Collected data entries:
◇ ◇ ◇

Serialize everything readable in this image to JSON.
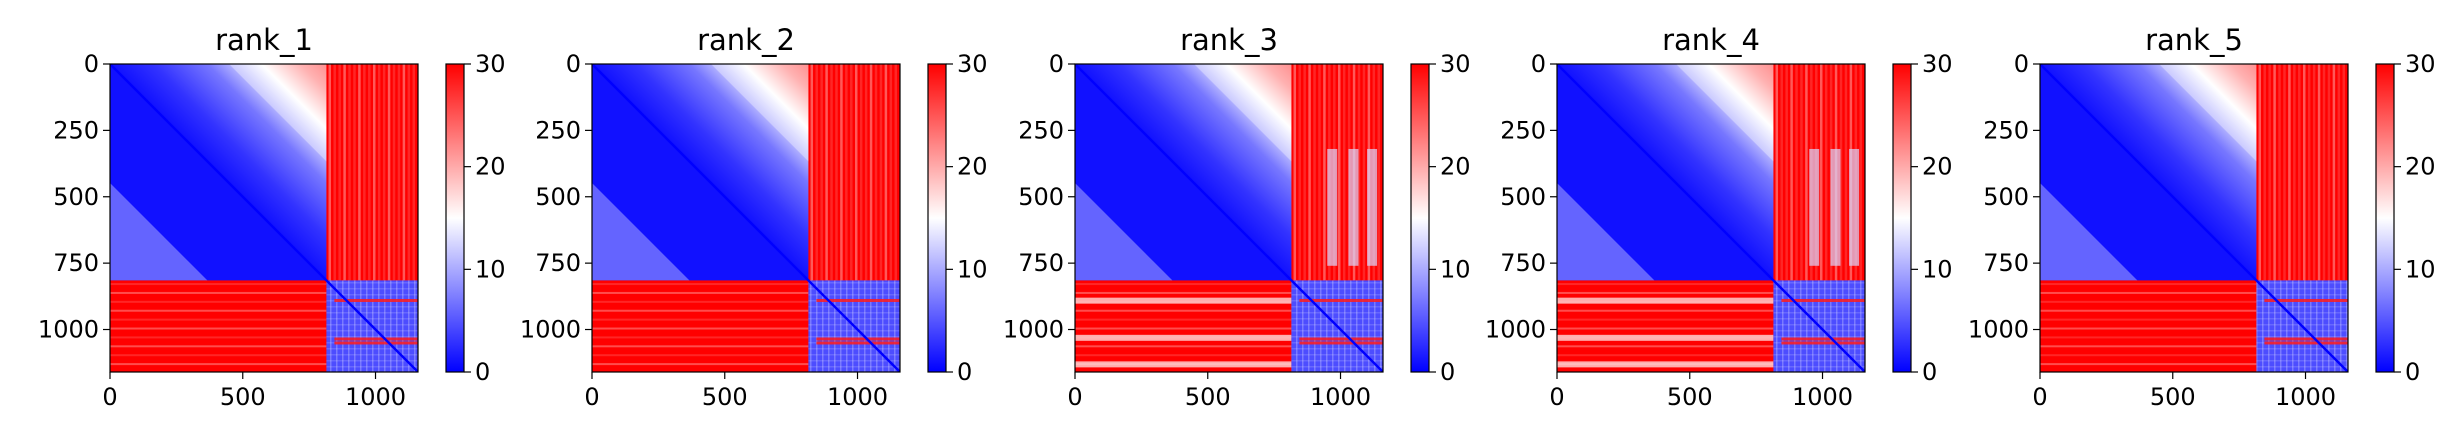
{
  "chart_data": [
    {
      "type": "heatmap",
      "title": "rank_1",
      "x_ticks": [
        0,
        500,
        1000
      ],
      "y_ticks": [
        0,
        250,
        500,
        750,
        1000
      ],
      "xlim": [
        0,
        1160
      ],
      "ylim": [
        1160,
        0
      ],
      "matrix_size": 1160,
      "block_split": 815,
      "colorbar": {
        "range": [
          0,
          30
        ],
        "ticks": [
          0,
          10,
          20,
          30
        ],
        "colormap": "bwr"
      },
      "colors": {
        "low": "#0000ff",
        "mid": "#ffffff",
        "high": "#ff0000"
      }
    },
    {
      "type": "heatmap",
      "title": "rank_2",
      "x_ticks": [
        0,
        500,
        1000
      ],
      "y_ticks": [
        0,
        250,
        500,
        750,
        1000
      ],
      "xlim": [
        0,
        1160
      ],
      "ylim": [
        1160,
        0
      ],
      "matrix_size": 1160,
      "block_split": 815,
      "colorbar": {
        "range": [
          0,
          30
        ],
        "ticks": [
          0,
          10,
          20,
          30
        ],
        "colormap": "bwr"
      },
      "colors": {
        "low": "#0000ff",
        "mid": "#ffffff",
        "high": "#ff0000"
      }
    },
    {
      "type": "heatmap",
      "title": "rank_3",
      "x_ticks": [
        0,
        500,
        1000
      ],
      "y_ticks": [
        0,
        250,
        500,
        750,
        1000
      ],
      "xlim": [
        0,
        1160
      ],
      "ylim": [
        1160,
        0
      ],
      "matrix_size": 1160,
      "block_split": 815,
      "colorbar": {
        "range": [
          0,
          30
        ],
        "ticks": [
          0,
          10,
          20,
          30
        ],
        "colormap": "bwr"
      },
      "colors": {
        "low": "#0000ff",
        "mid": "#ffffff",
        "high": "#ff0000"
      }
    },
    {
      "type": "heatmap",
      "title": "rank_4",
      "x_ticks": [
        0,
        500,
        1000
      ],
      "y_ticks": [
        0,
        250,
        500,
        750,
        1000
      ],
      "xlim": [
        0,
        1160
      ],
      "ylim": [
        1160,
        0
      ],
      "matrix_size": 1160,
      "block_split": 815,
      "colorbar": {
        "range": [
          0,
          30
        ],
        "ticks": [
          0,
          10,
          20,
          30
        ],
        "colormap": "bwr"
      },
      "colors": {
        "low": "#0000ff",
        "mid": "#ffffff",
        "high": "#ff0000"
      }
    },
    {
      "type": "heatmap",
      "title": "rank_5",
      "x_ticks": [
        0,
        500,
        1000
      ],
      "y_ticks": [
        0,
        250,
        500,
        750,
        1000
      ],
      "xlim": [
        0,
        1160
      ],
      "ylim": [
        1160,
        0
      ],
      "matrix_size": 1160,
      "block_split": 815,
      "colorbar": {
        "range": [
          0,
          30
        ],
        "ticks": [
          0,
          10,
          20,
          30
        ],
        "colormap": "bwr"
      },
      "colors": {
        "low": "#0000ff",
        "mid": "#ffffff",
        "high": "#ff0000"
      }
    }
  ]
}
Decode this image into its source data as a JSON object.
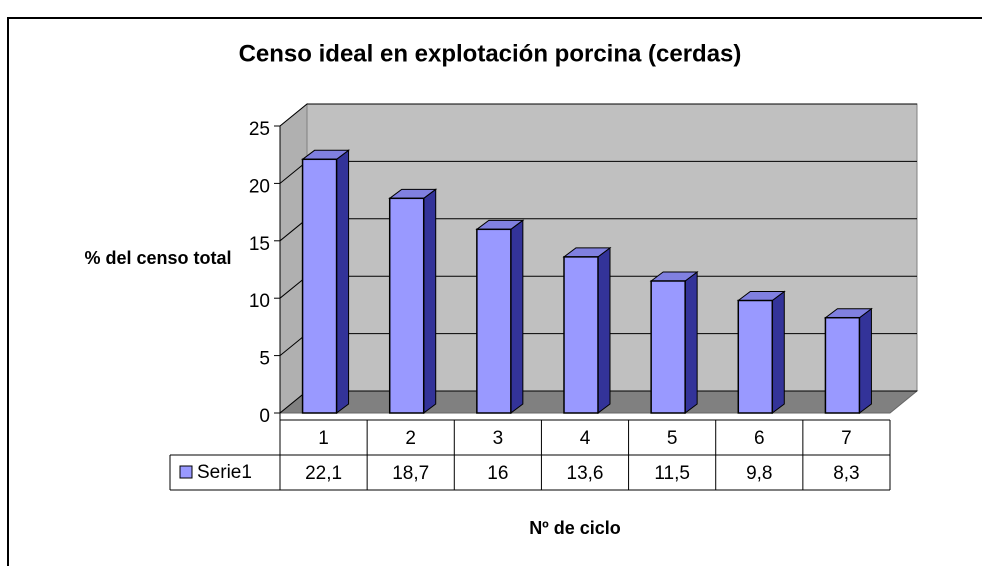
{
  "chart_data": {
    "type": "bar3d",
    "title": "Censo ideal en explotación porcina (cerdas)",
    "y_label": "% del censo total",
    "x_label": "Nº de ciclo",
    "categories": [
      "1",
      "2",
      "3",
      "4",
      "5",
      "6",
      "7"
    ],
    "series": [
      {
        "name": "Serie1",
        "color": "#9999ff",
        "values": [
          22.1,
          18.7,
          16,
          13.6,
          11.5,
          9.8,
          8.3
        ],
        "value_labels": [
          "22,1",
          "18,7",
          "16",
          "13,6",
          "11,5",
          "9,8",
          "8,3"
        ]
      }
    ],
    "ylim": [
      0,
      25
    ],
    "yticks": [
      0,
      5,
      10,
      15,
      20,
      25
    ],
    "grid": true
  }
}
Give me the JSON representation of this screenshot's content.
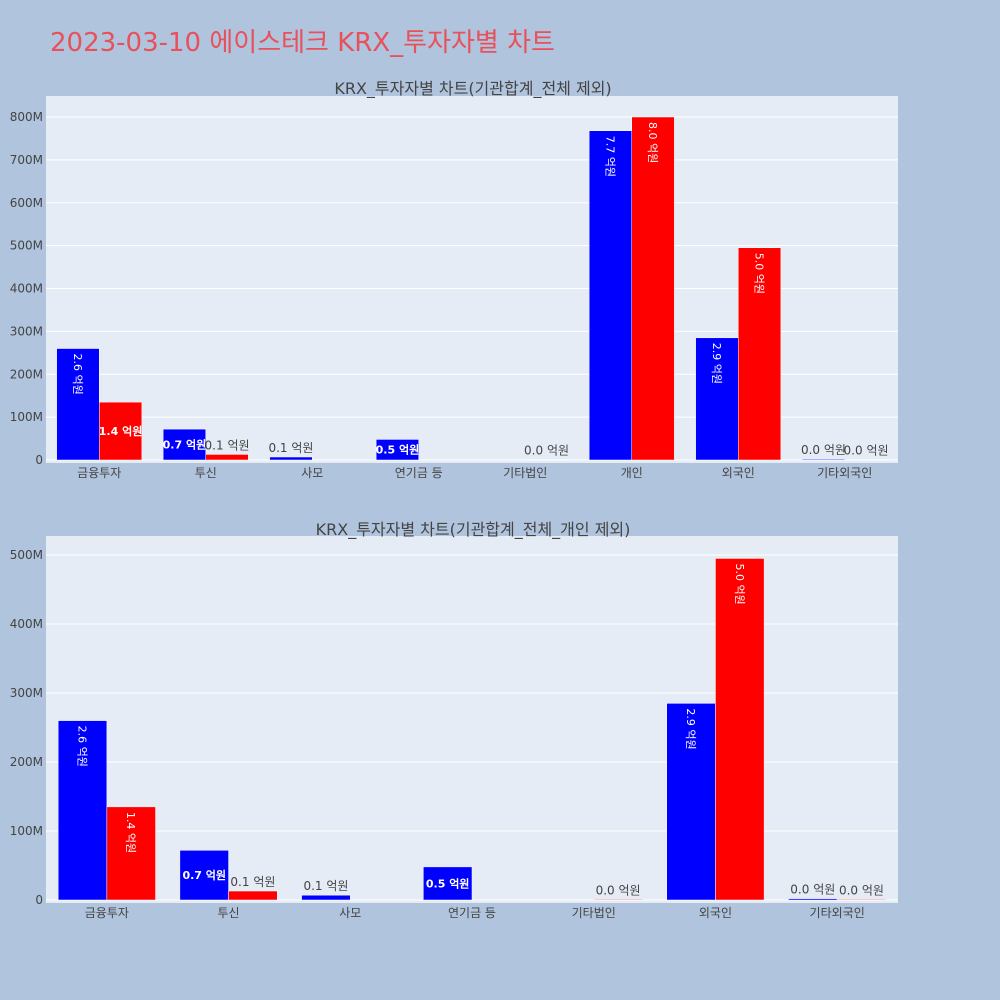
{
  "page_title": "2023-03-10 에이스테크 KRX_투자자별 차트",
  "colors": {
    "buy": "#0000ff",
    "sell": "#ff0000",
    "title": "#e8505b",
    "page_bg": "#b0c4de",
    "plot_bg": "#e5ecf6"
  },
  "chart_data": [
    {
      "type": "bar",
      "title": "KRX_투자자별 차트(기관합계_전체 제외)",
      "categories": [
        "금융투자",
        "투신",
        "사모",
        "연기금 등",
        "기타법인",
        "개인",
        "외국인",
        "기타외국인"
      ],
      "ylim": [
        0,
        850000000
      ],
      "yticks": [
        "0",
        "100M",
        "200M",
        "300M",
        "400M",
        "500M",
        "600M",
        "700M",
        "800M"
      ],
      "series": [
        {
          "values": [
            260000000,
            72000000,
            7000000,
            48000000,
            0,
            768000000,
            285000000,
            2000000
          ],
          "labels": [
            "2.6 억원",
            "0.7 억원",
            "0.1 억원",
            "0.5 억원",
            "",
            "7.7 억원",
            "2.9 억원",
            "0.0 억원"
          ]
        },
        {
          "values": [
            135000000,
            13000000,
            0,
            0,
            1000000,
            800000000,
            495000000,
            1000000
          ],
          "labels": [
            "1.4 억원",
            "0.1 억원",
            "",
            "",
            "0.0 억원",
            "8.0 억원",
            "5.0 억원",
            "0.0 억원"
          ]
        }
      ]
    },
    {
      "type": "bar",
      "title": "KRX_투자자별 차트(기관합계_전체_개인 제외)",
      "categories": [
        "금융투자",
        "투신",
        "사모",
        "연기금 등",
        "기타법인",
        "외국인",
        "기타외국인"
      ],
      "ylim": [
        0,
        525000000
      ],
      "yticks": [
        "0",
        "100M",
        "200M",
        "300M",
        "400M",
        "500M"
      ],
      "series": [
        {
          "values": [
            260000000,
            72000000,
            7000000,
            48000000,
            0,
            285000000,
            2000000
          ],
          "labels": [
            "2.6 억원",
            "0.7 억원",
            "0.1 억원",
            "0.5 억원",
            "",
            "2.9 억원",
            "0.0 억원"
          ]
        },
        {
          "values": [
            135000000,
            13000000,
            0,
            0,
            1000000,
            495000000,
            1000000
          ],
          "labels": [
            "1.4 억원",
            "0.1 억원",
            "",
            "",
            "0.0 억원",
            "5.0 억원",
            "0.0 억원"
          ]
        }
      ]
    }
  ]
}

◇ ◇ ◇

Print each of the records above exactly as written, leaving no picture in the copy.

● **Reply to the exercise**:
Serialize everything readable in this image to JSON.
{
  "chart_data": [
    {
      "type": "heatmap",
      "title": "rank_1",
      "x_ticks": [
        0,
        500,
        1000
      ],
      "y_ticks": [
        0,
        250,
        500,
        750,
        1000
      ],
      "xlim": [
        0,
        1160
      ],
      "ylim": [
        1160,
        0
      ],
      "matrix_size": 1160,
      "block_split": 815,
      "colorbar": {
        "range": [
          0,
          30
        ],
        "ticks": [
          0,
          10,
          20,
          30
        ],
        "colormap": "bwr"
      },
      "colors": {
        "low": "#0000ff",
        "mid": "#ffffff",
        "high": "#ff0000"
      }
    },
    {
      "type": "heatmap",
      "title": "rank_2",
      "x_ticks": [
        0,
        500,
        1000
      ],
      "y_ticks": [
        0,
        250,
        500,
        750,
        1000
      ],
      "xlim": [
        0,
        1160
      ],
      "ylim": [
        1160,
        0
      ],
      "matrix_size": 1160,
      "block_split": 815,
      "colorbar": {
        "range": [
          0,
          30
        ],
        "ticks": [
          0,
          10,
          20,
          30
        ],
        "colormap": "bwr"
      },
      "colors": {
        "low": "#0000ff",
        "mid": "#ffffff",
        "high": "#ff0000"
      }
    },
    {
      "type": "heatmap",
      "title": "rank_3",
      "x_ticks": [
        0,
        500,
        1000
      ],
      "y_ticks": [
        0,
        250,
        500,
        750,
        1000
      ],
      "xlim": [
        0,
        1160
      ],
      "ylim": [
        1160,
        0
      ],
      "matrix_size": 1160,
      "block_split": 815,
      "colorbar": {
        "range": [
          0,
          30
        ],
        "ticks": [
          0,
          10,
          20,
          30
        ],
        "colormap": "bwr"
      },
      "colors": {
        "low": "#0000ff",
        "mid": "#ffffff",
        "high": "#ff0000"
      }
    },
    {
      "type": "heatmap",
      "title": "rank_4",
      "x_ticks": [
        0,
        500,
        1000
      ],
      "y_ticks": [
        0,
        250,
        500,
        750,
        1000
      ],
      "xlim": [
        0,
        1160
      ],
      "ylim": [
        1160,
        0
      ],
      "matrix_size": 1160,
      "block_split": 815,
      "colorbar": {
        "range": [
          0,
          30
        ],
        "ticks": [
          0,
          10,
          20,
          30
        ],
        "colormap": "bwr"
      },
      "colors": {
        "low": "#0000ff",
        "mid": "#ffffff",
        "high": "#ff0000"
      }
    },
    {
      "type": "heatmap",
      "title": "rank_5",
      "x_ticks": [
        0,
        500,
        1000
      ],
      "y_ticks": [
        0,
        250,
        500,
        750,
        1000
      ],
      "xlim": [
        0,
        1160
      ],
      "ylim": [
        1160,
        0
      ],
      "matrix_size": 1160,
      "block_split": 815,
      "colorbar": {
        "range": [
          0,
          30
        ],
        "ticks": [
          0,
          10,
          20,
          30
        ],
        "colormap": "bwr"
      },
      "colors": {
        "low": "#0000ff",
        "mid": "#ffffff",
        "high": "#ff0000"
      }
    }
  ]
}
Decode this image into its source data as a JSON object.
{
  "chart_data": {
    "type": "bar3d",
    "title": "Censo ideal en explotación porcina (cerdas)",
    "y_label": "% del censo total",
    "x_label": "Nº de ciclo",
    "categories": [
      "1",
      "2",
      "3",
      "4",
      "5",
      "6",
      "7"
    ],
    "series": [
      {
        "name": "Serie1",
        "color": "#9999ff",
        "values": [
          22.1,
          18.7,
          16,
          13.6,
          11.5,
          9.8,
          8.3
        ],
        "value_labels": [
          "22,1",
          "18,7",
          "16",
          "13,6",
          "11,5",
          "9,8",
          "8,3"
        ]
      }
    ],
    "ylim": [
      0,
      25
    ],
    "yticks": [
      0,
      5,
      10,
      15,
      20,
      25
    ],
    "grid": true
  }
}
Give me the JSON representation of this screenshot's content.
{
  "page_title": "2023-03-10 에이스테크 KRX_투자자별 차트",
  "colors": {
    "buy": "#0000ff",
    "sell": "#ff0000",
    "title": "#e8505b",
    "page_bg": "#b0c4de",
    "plot_bg": "#e5ecf6"
  },
  "chart_data": [
    {
      "type": "bar",
      "title": "KRX_투자자별 차트(기관합계_전체 제외)",
      "categories": [
        "금융투자",
        "투신",
        "사모",
        "연기금 등",
        "기타법인",
        "개인",
        "외국인",
        "기타외국인"
      ],
      "ylim": [
        0,
        850000000
      ],
      "yticks": [
        "0",
        "100M",
        "200M",
        "300M",
        "400M",
        "500M",
        "600M",
        "700M",
        "800M"
      ],
      "series": [
        {
          "values": [
            260000000,
            72000000,
            7000000,
            48000000,
            0,
            768000000,
            285000000,
            2000000
          ],
          "labels": [
            "2.6 억원",
            "0.7 억원",
            "0.1 억원",
            "0.5 억원",
            "",
            "7.7 억원",
            "2.9 억원",
            "0.0 억원"
          ]
        },
        {
          "values": [
            135000000,
            13000000,
            0,
            0,
            1000000,
            800000000,
            495000000,
            1000000
          ],
          "labels": [
            "1.4 억원",
            "0.1 억원",
            "",
            "",
            "0.0 억원",
            "8.0 억원",
            "5.0 억원",
            "0.0 억원"
          ]
        }
      ]
    },
    {
      "type": "bar",
      "title": "KRX_투자자별 차트(기관합계_전체_개인 제외)",
      "categories": [
        "금융투자",
        "투신",
        "사모",
        "연기금 등",
        "기타법인",
        "외국인",
        "기타외국인"
      ],
      "ylim": [
        0,
        525000000
      ],
      "yticks": [
        "0",
        "100M",
        "200M",
        "300M",
        "400M",
        "500M"
      ],
      "series": [
        {
          "values": [
            260000000,
            72000000,
            7000000,
            48000000,
            0,
            285000000,
            2000000
          ],
          "labels": [
            "2.6 억원",
            "0.7 억원",
            "0.1 억원",
            "0.5 억원",
            "",
            "2.9 억원",
            "0.0 억원"
          ]
        },
        {
          "values": [
            135000000,
            13000000,
            0,
            0,
            1000000,
            495000000,
            1000000
          ],
          "labels": [
            "1.4 억원",
            "0.1 억원",
            "",
            "",
            "0.0 억원",
            "5.0 억원",
            "0.0 억원"
          ]
        }
      ]
    }
  ]
}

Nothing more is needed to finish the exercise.